Work to do: Retype every line of the records below verbatim, omitting the pictures from your answer.

********

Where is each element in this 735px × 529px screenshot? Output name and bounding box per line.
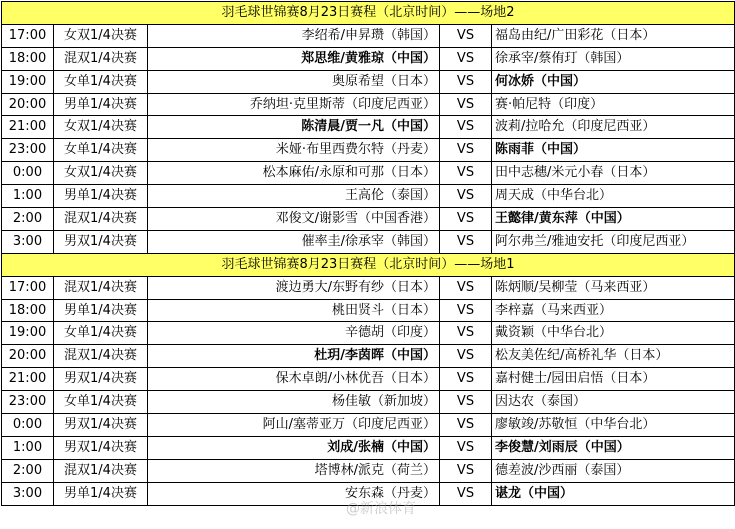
versus-label: VS [440,185,492,208]
table-row [2,391,735,414]
player-one: 催率圭/徐承宰（韩国） [148,230,440,253]
table-row [2,70,735,93]
match-event: 男双1/4决赛 [54,368,148,391]
player-one: 塔博林/派克（荷兰） [148,459,440,482]
match-event: 混双1/4决赛 [54,47,148,70]
player-two: 徐承宰/蔡侑玎（韩国） [492,47,735,70]
player-one: 杨佳敏（新加坡） [148,391,440,414]
match-time: 3:00 [2,482,54,505]
player-one: 奥原希望（日本） [148,70,440,93]
match-event: 男双1/4决赛 [54,436,148,459]
versus-label: VS [440,139,492,162]
versus-label: VS [440,116,492,139]
player-one: 渡边勇大/东野有纱（日本） [148,276,440,299]
match-time: 21:00 [2,368,54,391]
match-event: 男单1/4决赛 [54,185,148,208]
player-two: 陈炳顺/吴柳莹（马来西亚） [492,276,735,299]
player-two: 嘉村健士/园田启悟（日本） [492,368,735,391]
table-row [2,185,735,208]
section-header [2,253,735,276]
versus-label: VS [440,70,492,93]
table-row [2,368,735,391]
match-time: 0:00 [2,162,54,185]
table-row [2,482,735,505]
player-one: 杜玥/李茵晖（中国） [148,345,440,368]
match-event: 男双1/4决赛 [54,414,148,437]
player-one: 陈清晨/贾一凡（中国） [148,116,440,139]
match-time: 17:00 [2,24,54,47]
table-row [2,299,735,322]
match-event: 混双1/4决赛 [54,345,148,368]
table-row [2,24,735,47]
match-event: 女双1/4决赛 [54,24,148,47]
player-one: 辛德胡（印度） [148,322,440,345]
table-row [2,116,735,139]
match-time: 21:00 [2,116,54,139]
versus-label: VS [440,322,492,345]
versus-label: VS [440,482,492,505]
match-time: 19:00 [2,322,54,345]
player-two: 廖敏竣/苏敬恒（中华台北） [492,414,735,437]
table-row [2,93,735,116]
match-time: 2:00 [2,459,54,482]
match-time: 2:00 [2,208,54,231]
player-two: 松友美佐纪/高桥礼华（日本） [492,345,735,368]
player-one: 乔纳坦·克里斯蒂（印度尼西亚） [148,93,440,116]
versus-label: VS [440,299,492,322]
table-row [2,162,735,185]
watermark: @新浪体育 [346,501,416,517]
table-row [2,47,735,70]
match-event: 混双1/4决赛 [54,208,148,231]
match-event: 男单1/4决赛 [54,482,148,505]
versus-label: VS [440,208,492,231]
versus-label: VS [440,414,492,437]
table-row [2,345,735,368]
match-time: 18:00 [2,299,54,322]
player-one: 米娅·布里西费尔特（丹麦） [148,139,440,162]
player-two: 德差波/沙西丽（泰国） [492,459,735,482]
schedule-body [2,2,735,506]
player-two: 谌龙（中国） [492,482,735,505]
versus-label: VS [440,276,492,299]
match-event: 女单1/4决赛 [54,322,148,345]
table-row [2,208,735,231]
player-one: 郑思维/黄雅琼（中国） [148,47,440,70]
player-one: 桃田贤斗（日本） [148,299,440,322]
match-time: 1:00 [2,185,54,208]
versus-label: VS [440,93,492,116]
match-time: 0:00 [2,414,54,437]
player-two: 戴资颖（中华台北） [492,322,735,345]
player-two: 因达农（泰国） [492,391,735,414]
player-two: 赛·帕尼特（印度） [492,93,735,116]
match-event: 女单1/4决赛 [54,391,148,414]
versus-label: VS [440,436,492,459]
match-time: 17:00 [2,276,54,299]
table-row [2,276,735,299]
match-event: 女双1/4决赛 [54,162,148,185]
player-two: 福岛由纪/广田彩花（日本） [492,24,735,47]
player-two: 周天成（中华台北） [492,185,735,208]
player-two: 田中志穗/米元小春（日本） [492,162,735,185]
player-one: 保木卓朗/小林优吾（日本） [148,368,440,391]
player-two: 何冰娇（中国） [492,70,735,93]
match-time: 1:00 [2,436,54,459]
section-title: 羽毛球世锦赛8月23日赛程（北京时间）——场地2 [2,2,735,25]
versus-label: VS [440,24,492,47]
player-one: 松本麻佑/永原和可那（日本） [148,162,440,185]
match-event: 女单1/4决赛 [54,139,148,162]
match-time: 23:00 [2,139,54,162]
player-one: 王高伦（泰国） [148,185,440,208]
player-two: 陈雨菲（中国） [492,139,735,162]
match-event: 男单1/4决赛 [54,93,148,116]
versus-label: VS [440,162,492,185]
versus-label: VS [440,345,492,368]
schedule-table [1,1,735,506]
table-row [2,459,735,482]
table-row [2,414,735,437]
table-row [2,436,735,459]
player-two: 李俊慧/刘雨辰（中国） [492,436,735,459]
versus-label: VS [440,391,492,414]
match-event: 混双1/4决赛 [54,276,148,299]
match-time: 19:00 [2,70,54,93]
table-row [2,322,735,345]
match-event: 男双1/4决赛 [54,230,148,253]
versus-label: VS [440,230,492,253]
match-event: 女双1/4决赛 [54,116,148,139]
versus-label: VS [440,368,492,391]
match-time: 20:00 [2,345,54,368]
versus-label: VS [440,459,492,482]
table-row [2,139,735,162]
player-two: 李梓嘉（马来西亚） [492,299,735,322]
match-time: 20:00 [2,93,54,116]
player-one: 刘成/张楠（中国） [148,436,440,459]
match-event: 男单1/4决赛 [54,299,148,322]
table-row [2,230,735,253]
player-one: 阿山/塞蒂亚万（印度尼西亚） [148,414,440,437]
match-event: 混双1/4决赛 [54,459,148,482]
player-two: 波莉/拉哈允（印度尼西亚） [492,116,735,139]
player-two: 阿尔弗兰/雅迪安托（印度尼西亚） [492,230,735,253]
match-time: 18:00 [2,47,54,70]
section-header [2,2,735,25]
section-title: 羽毛球世锦赛8月23日赛程（北京时间）——场地1 [2,253,735,276]
match-event: 女单1/4决赛 [54,70,148,93]
versus-label: VS [440,47,492,70]
player-two: 王懿律/黄东萍（中国） [492,208,735,231]
player-one: 安东森（丹麦） [148,482,440,505]
match-time: 3:00 [2,230,54,253]
player-one: 邓俊文/谢影雪（中国香港） [148,208,440,231]
match-time: 23:00 [2,391,54,414]
player-one: 李绍希/申昇瓒（韩国） [148,24,440,47]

********

Output of the task:
Where is each element in this 735px × 529px screenshot? Output name and bounding box per line.
versus-label: VS [440,185,492,208]
table-row [2,391,735,414]
player-one: 催率圭/徐承宰（韩国） [148,230,440,253]
table-row [2,70,735,93]
match-event: 男双1/4决赛 [54,368,148,391]
player-one: 塔博林/派克（荷兰） [148,459,440,482]
match-event: 混双1/4决赛 [54,47,148,70]
player-two: 徐承宰/蔡侑玎（韩国） [492,47,735,70]
player-one: 杨佳敏（新加坡） [148,391,440,414]
match-time: 3:00 [2,482,54,505]
player-one: 奥原希望（日本） [148,70,440,93]
match-event: 男双1/4决赛 [54,436,148,459]
versus-label: VS [440,139,492,162]
versus-label: VS [440,116,492,139]
player-one: 渡边勇大/东野有纱（日本） [148,276,440,299]
match-time: 21:00 [2,368,54,391]
match-event: 男单1/4决赛 [54,185,148,208]
player-two: 陈炳顺/吴柳莹（马来西亚） [492,276,735,299]
player-two: 嘉村健士/园田启悟（日本） [492,368,735,391]
table-row [2,185,735,208]
section-header [2,253,735,276]
versus-label: VS [440,70,492,93]
table-row [2,368,735,391]
match-time: 0:00 [2,162,54,185]
table-row [2,482,735,505]
player-one: 杜玥/李茵晖（中国） [148,345,440,368]
match-event: 男双1/4决赛 [54,414,148,437]
player-one: 陈清晨/贾一凡（中国） [148,116,440,139]
match-time: 17:00 [2,24,54,47]
table-row [2,299,735,322]
match-event: 混双1/4决赛 [54,345,148,368]
table-row [2,24,735,47]
match-event: 女双1/4决赛 [54,24,148,47]
player-one: 辛德胡（印度） [148,322,440,345]
table-row [2,116,735,139]
match-time: 21:00 [2,116,54,139]
versus-label: VS [440,322,492,345]
versus-label: VS [440,482,492,505]
match-time: 19:00 [2,322,54,345]
player-two: 廖敏竣/苏敬恒（中华台北） [492,414,735,437]
table-row [2,93,735,116]
match-time: 2:00 [2,459,54,482]
match-time: 2:00 [2,208,54,231]
player-two: 松友美佐纪/高桥礼华（日本） [492,345,735,368]
player-one: 乔纳坦·克里斯蒂（印度尼西亚） [148,93,440,116]
versus-label: VS [440,299,492,322]
table-row [2,162,735,185]
watermark: @新浪体育 [346,501,416,517]
table-row [2,47,735,70]
match-event: 混双1/4决赛 [54,208,148,231]
match-event: 男单1/4决赛 [54,482,148,505]
versus-label: VS [440,208,492,231]
versus-label: VS [440,414,492,437]
table-row [2,345,735,368]
match-time: 18:00 [2,299,54,322]
player-one: 米娅·布里西费尔特（丹麦） [148,139,440,162]
player-two: 德差波/沙西丽（泰国） [492,459,735,482]
schedule-body [2,2,735,506]
player-two: 谌龙（中国） [492,482,735,505]
versus-label: VS [440,276,492,299]
match-event: 女单1/4决赛 [54,322,148,345]
table-row [2,208,735,231]
player-one: 郑思维/黄雅琼（中国） [148,47,440,70]
player-one: 桃田贤斗（日本） [148,299,440,322]
match-time: 1:00 [2,185,54,208]
versus-label: VS [440,93,492,116]
match-time: 0:00 [2,414,54,437]
player-two: 戴资颖（中华台北） [492,322,735,345]
player-two: 因达农（泰国） [492,391,735,414]
player-two: 赛·帕尼特（印度） [492,93,735,116]
match-event: 女单1/4决赛 [54,391,148,414]
versus-label: VS [440,436,492,459]
match-time: 17:00 [2,276,54,299]
table-row [2,276,735,299]
match-event: 女双1/4决赛 [54,162,148,185]
player-two: 福岛由纪/广田彩花（日本） [492,24,735,47]
player-two: 周天成（中华台北） [492,185,735,208]
player-two: 田中志穗/米元小春（日本） [492,162,735,185]
player-one: 保木卓朗/小林优吾（日本） [148,368,440,391]
player-two: 何冰娇（中国） [492,70,735,93]
match-time: 1:00 [2,436,54,459]
section-title: 羽毛球世锦赛8月23日赛程（北京时间）——场地2 [2,2,735,25]
versus-label: VS [440,24,492,47]
player-one: 松本麻佑/永原和可那（日本） [148,162,440,185]
match-event: 女单1/4决赛 [54,139,148,162]
match-time: 23:00 [2,139,54,162]
player-one: 王高伦（泰国） [148,185,440,208]
player-two: 陈雨菲（中国） [492,139,735,162]
match-event: 男单1/4决赛 [54,93,148,116]
versus-label: VS [440,162,492,185]
versus-label: VS [440,345,492,368]
schedule-table [1,1,735,506]
table-row [2,459,735,482]
table-row [2,414,735,437]
table-row [2,436,735,459]
player-two: 李俊慧/刘雨辰（中国） [492,436,735,459]
versus-label: VS [440,391,492,414]
match-event: 混双1/4决赛 [54,276,148,299]
match-time: 19:00 [2,70,54,93]
table-row [2,322,735,345]
match-event: 男双1/4决赛 [54,230,148,253]
versus-label: VS [440,230,492,253]
match-event: 女双1/4决赛 [54,116,148,139]
versus-label: VS [440,368,492,391]
match-time: 20:00 [2,345,54,368]
versus-label: VS [440,459,492,482]
table-row [2,139,735,162]
player-two: 李梓嘉（马来西亚） [492,299,735,322]
match-time: 20:00 [2,93,54,116]
player-one: 刘成/张楠（中国） [148,436,440,459]
match-event: 男单1/4决赛 [54,299,148,322]
table-row [2,230,735,253]
player-one: 阿山/塞蒂亚万（印度尼西亚） [148,414,440,437]
match-event: 混双1/4决赛 [54,459,148,482]
player-two: 波莉/拉哈允（印度尼西亚） [492,116,735,139]
player-two: 阿尔弗兰/雅迪安托（印度尼西亚） [492,230,735,253]
match-time: 18:00 [2,47,54,70]
section-header [2,2,735,25]
section-title: 羽毛球世锦赛8月23日赛程（北京时间）——场地1 [2,253,735,276]
match-event: 女单1/4决赛 [54,70,148,93]
versus-label: VS [440,47,492,70]
player-two: 王懿律/黄东萍（中国） [492,208,735,231]
player-one: 安东森（丹麦） [148,482,440,505]
match-time: 3:00 [2,230,54,253]
player-one: 邓俊文/谢影雪（中国香港） [148,208,440,231]
match-time: 23:00 [2,391,54,414]
player-one: 李绍希/申昇瓒（韩国） [148,24,440,47]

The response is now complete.